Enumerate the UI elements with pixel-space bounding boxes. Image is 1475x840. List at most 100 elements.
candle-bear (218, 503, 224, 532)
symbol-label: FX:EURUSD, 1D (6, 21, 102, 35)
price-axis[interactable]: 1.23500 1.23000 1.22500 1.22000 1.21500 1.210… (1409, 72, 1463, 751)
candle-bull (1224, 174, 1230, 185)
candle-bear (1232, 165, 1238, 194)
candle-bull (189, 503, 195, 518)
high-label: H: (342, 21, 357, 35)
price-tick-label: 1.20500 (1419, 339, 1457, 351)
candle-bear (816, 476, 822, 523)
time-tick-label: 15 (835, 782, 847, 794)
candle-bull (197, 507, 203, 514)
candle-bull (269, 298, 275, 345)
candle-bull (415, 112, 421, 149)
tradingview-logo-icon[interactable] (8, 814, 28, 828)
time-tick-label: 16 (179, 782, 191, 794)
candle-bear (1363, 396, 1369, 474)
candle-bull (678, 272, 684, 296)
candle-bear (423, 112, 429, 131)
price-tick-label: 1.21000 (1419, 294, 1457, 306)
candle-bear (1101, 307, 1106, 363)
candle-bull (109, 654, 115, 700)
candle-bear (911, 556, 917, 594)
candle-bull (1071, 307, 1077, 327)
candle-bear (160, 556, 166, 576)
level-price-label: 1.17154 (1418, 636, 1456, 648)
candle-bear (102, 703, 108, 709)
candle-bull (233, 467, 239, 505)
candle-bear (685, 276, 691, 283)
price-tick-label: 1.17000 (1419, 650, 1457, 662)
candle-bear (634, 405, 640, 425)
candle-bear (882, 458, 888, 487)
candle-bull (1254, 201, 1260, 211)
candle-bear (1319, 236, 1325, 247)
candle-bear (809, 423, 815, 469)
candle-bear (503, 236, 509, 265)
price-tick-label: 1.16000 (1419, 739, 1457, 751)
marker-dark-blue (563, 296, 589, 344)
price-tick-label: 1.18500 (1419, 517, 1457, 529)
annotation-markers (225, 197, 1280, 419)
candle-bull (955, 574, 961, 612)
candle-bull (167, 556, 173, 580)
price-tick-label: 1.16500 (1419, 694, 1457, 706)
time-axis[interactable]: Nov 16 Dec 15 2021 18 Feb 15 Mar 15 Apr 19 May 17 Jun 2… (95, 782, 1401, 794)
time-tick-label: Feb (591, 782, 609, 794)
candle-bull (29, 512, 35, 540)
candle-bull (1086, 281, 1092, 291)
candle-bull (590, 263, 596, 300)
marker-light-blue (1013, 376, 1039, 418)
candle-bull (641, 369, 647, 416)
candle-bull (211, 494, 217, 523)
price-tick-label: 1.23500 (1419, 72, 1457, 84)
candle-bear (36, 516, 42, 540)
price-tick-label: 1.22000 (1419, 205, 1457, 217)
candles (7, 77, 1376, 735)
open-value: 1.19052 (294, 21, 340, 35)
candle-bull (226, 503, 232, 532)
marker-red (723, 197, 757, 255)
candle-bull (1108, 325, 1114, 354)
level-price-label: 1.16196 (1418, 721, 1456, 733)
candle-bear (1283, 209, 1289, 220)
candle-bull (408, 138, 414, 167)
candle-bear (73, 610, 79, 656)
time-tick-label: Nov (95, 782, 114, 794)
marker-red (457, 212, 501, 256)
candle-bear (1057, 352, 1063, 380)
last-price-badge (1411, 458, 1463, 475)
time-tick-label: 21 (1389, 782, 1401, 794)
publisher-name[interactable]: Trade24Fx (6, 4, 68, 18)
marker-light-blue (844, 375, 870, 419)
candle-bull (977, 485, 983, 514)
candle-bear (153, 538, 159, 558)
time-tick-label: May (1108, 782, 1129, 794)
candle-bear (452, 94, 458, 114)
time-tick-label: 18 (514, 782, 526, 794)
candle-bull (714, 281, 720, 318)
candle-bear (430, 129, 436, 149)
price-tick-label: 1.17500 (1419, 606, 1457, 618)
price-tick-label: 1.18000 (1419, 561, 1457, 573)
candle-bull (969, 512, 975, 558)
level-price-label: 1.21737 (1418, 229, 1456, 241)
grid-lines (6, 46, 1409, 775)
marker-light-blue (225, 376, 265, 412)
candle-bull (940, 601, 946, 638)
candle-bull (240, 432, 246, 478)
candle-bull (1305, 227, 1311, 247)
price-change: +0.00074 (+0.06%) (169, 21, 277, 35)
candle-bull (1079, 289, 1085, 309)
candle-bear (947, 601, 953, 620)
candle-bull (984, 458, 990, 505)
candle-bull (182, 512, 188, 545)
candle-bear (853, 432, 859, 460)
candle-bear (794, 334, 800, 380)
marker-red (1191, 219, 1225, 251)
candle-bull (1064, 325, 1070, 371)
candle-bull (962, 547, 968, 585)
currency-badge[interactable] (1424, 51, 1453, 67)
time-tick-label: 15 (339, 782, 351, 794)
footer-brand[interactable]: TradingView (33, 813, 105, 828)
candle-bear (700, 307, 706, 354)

_Task to complete_
Render every line of the items above as a Markdown table with two columns, Row and Line. Number the rows in order and leave out any blank lines.

_Answer to the task_
| Row | Line |
|---|---|
| 1 | Enumerate the UI elements with pixel-space bounding boxes. Image is 1475x840. List at most 100 elements. |
| 2 | candle-bear (218, 503, 224, 532) |
| 3 | symbol-label: FX:EURUSD, 1D (6, 21, 102, 35) |
| 4 | price-axis[interactable]: 1.23500 1.23000 1.22500 1.22000 1.21500 1.210… (1409, 72, 1463, 751) |
| 5 | candle-bull (1224, 174, 1230, 185) |
| 6 | candle-bear (1232, 165, 1238, 194) |
| 7 | candle-bull (189, 503, 195, 518) |
| 8 | high-label: H: (342, 21, 357, 35) |
| 9 | price-tick-label: 1.20500 (1419, 339, 1457, 351) |
| 10 | candle-bear (816, 476, 822, 523) |
| 11 | time-tick-label: 15 (835, 782, 847, 794) |
| 12 | candle-bull (197, 507, 203, 514) |
| 13 | candle-bull (269, 298, 275, 345) |
| 14 | candle-bull (415, 112, 421, 149) |
| 15 | tradingview-logo-icon[interactable] (8, 814, 28, 828) |
| 16 | time-tick-label: 16 (179, 782, 191, 794) |
| 17 | candle-bear (1363, 396, 1369, 474) |
| 18 | candle-bull (678, 272, 684, 296) |
| 19 | candle-bear (423, 112, 429, 131) |
| 20 | price-tick-label: 1.21000 (1419, 294, 1457, 306) |
| 21 | candle-bear (1101, 307, 1106, 363) |
| 22 | candle-bull (109, 654, 115, 700) |
| 23 | candle-bear (911, 556, 917, 594) |
| 24 | candle-bull (1071, 307, 1077, 327) |
| 25 | candle-bear (160, 556, 166, 576) |
| 26 | level-price-label: 1.17154 (1418, 636, 1456, 648) |
| 27 | candle-bear (102, 703, 108, 709) |
| 28 | candle-bull (233, 467, 239, 505) |
| 29 | candle-bear (685, 276, 691, 283) |
| 30 | price-tick-label: 1.17000 (1419, 650, 1457, 662) |
| 31 | candle-bear (634, 405, 640, 425) |
| 32 | candle-bear (882, 458, 888, 487) |
| 33 | candle-bull (1254, 201, 1260, 211) |
| 34 | candle-bear (1319, 236, 1325, 247) |
| 35 | candle-bear (809, 423, 815, 469) |
| 36 | candle-bear (503, 236, 509, 265) |
| 37 | price-tick-label: 1.16000 (1419, 739, 1457, 751) |
| 38 | marker-dark-blue (563, 296, 589, 344) |
| 39 | price-tick-label: 1.18500 (1419, 517, 1457, 529) |
| 40 | annotation-markers (225, 197, 1280, 419) |
| 41 | candle-bull (955, 574, 961, 612) |
| 42 | candle-bull (167, 556, 173, 580) |
| 43 | price-tick-label: 1.16500 (1419, 694, 1457, 706) |
| 44 | time-axis[interactable]: Nov 16 Dec 15 2021 18 Feb 15 Mar 15 Apr 19 May 17 Jun 2… (95, 782, 1401, 794) |
| 45 | time-tick-label: Feb (591, 782, 609, 794) |
| 46 | candle-bull (29, 512, 35, 540) |
| 47 | candle-bull (1086, 281, 1092, 291) |
| 48 | candle-bull (590, 263, 596, 300) |
| 49 | marker-light-blue (1013, 376, 1039, 418) |
| 50 | candle-bull (641, 369, 647, 416) |
| 51 | candle-bull (211, 494, 217, 523) |
| 52 | price-tick-label: 1.23500 (1419, 72, 1457, 84) |
| 53 | candle-bear (36, 516, 42, 540) |
| 54 | price-tick-label: 1.22000 (1419, 205, 1457, 217) |
| 55 | candles (7, 77, 1376, 735) |
| 56 | open-value: 1.19052 (294, 21, 340, 35) |
| 57 | candle-bull (226, 503, 232, 532) |
| 58 | marker-red (723, 197, 757, 255) |
| 59 | candle-bull (1108, 325, 1114, 354) |
| 60 | level-price-label: 1.16196 (1418, 721, 1456, 733) |
| 61 | candle-bear (1283, 209, 1289, 220) |
| 62 | candle-bull (408, 138, 414, 167) |
| 63 | candle-bear (73, 610, 79, 656) |
| 64 | time-tick-label: Nov (95, 782, 114, 794) |
| 65 | marker-red (457, 212, 501, 256) |
| 66 | candle-bear (1057, 352, 1063, 380) |
| 67 | last-price-badge (1411, 458, 1463, 475) |
| 68 | time-tick-label: 21 (1389, 782, 1401, 794) |
| 69 | publisher-name[interactable]: Trade24Fx (6, 4, 68, 18) |
| 70 | marker-light-blue (844, 375, 870, 419) |
| 71 | candle-bull (977, 485, 983, 514) |
| 72 | candle-bear (153, 538, 159, 558) |
| 73 | time-tick-label: May (1108, 782, 1129, 794) |
| 74 | candle-bear (452, 94, 458, 114) |
| 75 | time-tick-label: 18 (514, 782, 526, 794) |
| 76 | candle-bull (714, 281, 720, 318) |
| 77 | candle-bear (430, 129, 436, 149) |
| 78 | price-tick-label: 1.17500 (1419, 606, 1457, 618) |
| 79 | price-tick-label: 1.18000 (1419, 561, 1457, 573) |
| 80 | candle-bull (969, 512, 975, 558) |
| 81 | level-price-label: 1.21737 (1418, 229, 1456, 241) |
| 82 | grid-lines (6, 46, 1409, 775) |
| 83 | marker-light-blue (225, 376, 265, 412) |
| 84 | candle-bull (940, 601, 946, 638) |
| 85 | candle-bull (240, 432, 246, 478) |
| 86 | candle-bull (1305, 227, 1311, 247) |
| 87 | price-change: +0.00074 (+0.06%) (169, 21, 277, 35) |
| 88 | candle-bull (1079, 289, 1085, 309) |
| 89 | candle-bear (947, 601, 953, 620) |
| 90 | candle-bull (984, 458, 990, 505) |
| 91 | candle-bull (182, 512, 188, 545) |
| 92 | candle-bear (853, 432, 859, 460) |
| 93 | candle-bear (794, 334, 800, 380) |
| 94 | marker-red (1191, 219, 1225, 251) |
| 95 | candle-bull (1064, 325, 1070, 371) |
| 96 | candle-bull (962, 547, 968, 585) |
| 97 | currency-badge[interactable] (1424, 51, 1453, 67) |
| 98 | time-tick-label: 15 (339, 782, 351, 794) |
| 99 | footer-brand[interactable]: TradingView (33, 813, 105, 828) |
| 100 | candle-bear (700, 307, 706, 354) |